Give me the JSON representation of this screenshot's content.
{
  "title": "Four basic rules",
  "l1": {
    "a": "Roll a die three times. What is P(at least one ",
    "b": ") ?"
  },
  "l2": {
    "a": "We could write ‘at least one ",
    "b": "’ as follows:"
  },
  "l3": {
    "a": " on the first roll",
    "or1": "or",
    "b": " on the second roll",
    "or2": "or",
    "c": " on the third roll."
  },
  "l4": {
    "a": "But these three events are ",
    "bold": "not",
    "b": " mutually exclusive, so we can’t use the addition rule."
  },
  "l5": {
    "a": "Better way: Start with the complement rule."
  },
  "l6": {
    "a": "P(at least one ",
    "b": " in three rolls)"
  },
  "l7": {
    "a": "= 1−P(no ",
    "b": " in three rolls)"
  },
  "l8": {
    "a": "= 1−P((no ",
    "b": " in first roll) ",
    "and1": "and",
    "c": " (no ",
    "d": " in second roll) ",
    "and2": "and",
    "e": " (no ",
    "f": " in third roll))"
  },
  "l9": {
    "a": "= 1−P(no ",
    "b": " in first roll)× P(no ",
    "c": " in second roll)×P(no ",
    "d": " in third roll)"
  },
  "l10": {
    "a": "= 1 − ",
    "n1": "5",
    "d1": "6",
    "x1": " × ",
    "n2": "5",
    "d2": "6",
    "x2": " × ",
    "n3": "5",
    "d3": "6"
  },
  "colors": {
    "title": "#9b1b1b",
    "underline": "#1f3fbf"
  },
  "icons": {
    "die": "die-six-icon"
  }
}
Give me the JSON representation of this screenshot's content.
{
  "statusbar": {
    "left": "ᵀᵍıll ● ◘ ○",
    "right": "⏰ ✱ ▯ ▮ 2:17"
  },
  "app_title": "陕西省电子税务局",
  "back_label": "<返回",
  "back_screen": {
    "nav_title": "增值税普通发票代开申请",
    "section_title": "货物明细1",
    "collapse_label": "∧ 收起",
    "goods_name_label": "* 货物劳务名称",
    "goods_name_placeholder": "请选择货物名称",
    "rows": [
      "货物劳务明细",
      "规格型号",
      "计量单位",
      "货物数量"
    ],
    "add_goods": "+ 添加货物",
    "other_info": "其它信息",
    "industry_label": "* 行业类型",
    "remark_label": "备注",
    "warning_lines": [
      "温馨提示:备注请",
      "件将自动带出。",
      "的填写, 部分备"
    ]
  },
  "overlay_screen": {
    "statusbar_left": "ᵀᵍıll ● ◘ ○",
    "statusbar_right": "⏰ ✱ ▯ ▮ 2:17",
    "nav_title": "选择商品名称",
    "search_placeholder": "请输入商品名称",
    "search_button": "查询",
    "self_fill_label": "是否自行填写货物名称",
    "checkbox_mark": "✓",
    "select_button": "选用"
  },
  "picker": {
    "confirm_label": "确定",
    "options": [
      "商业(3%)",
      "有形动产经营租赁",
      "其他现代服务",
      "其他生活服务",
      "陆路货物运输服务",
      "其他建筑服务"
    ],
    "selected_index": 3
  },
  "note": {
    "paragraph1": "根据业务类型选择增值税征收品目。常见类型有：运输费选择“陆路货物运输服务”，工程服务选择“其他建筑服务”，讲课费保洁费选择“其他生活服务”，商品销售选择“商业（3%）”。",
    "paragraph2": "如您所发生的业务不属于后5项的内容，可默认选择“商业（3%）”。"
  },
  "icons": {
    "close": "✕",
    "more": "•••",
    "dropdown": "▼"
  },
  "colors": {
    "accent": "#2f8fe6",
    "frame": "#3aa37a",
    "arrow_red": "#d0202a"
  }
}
____________
Note every line above where the string "其他建筑服务" shows up, and copy those lines.

▶ _Result for this task_:
      "其他建筑服务"
    "paragraph1": "根据业务类型选择增值税征收品目。常见类型有：运输费选择“陆路货物运输服务”，工程服务选择“其他建筑服务”，讲课费保洁费选择“其他生活服务”，商品销售选择“商业（3%）”。",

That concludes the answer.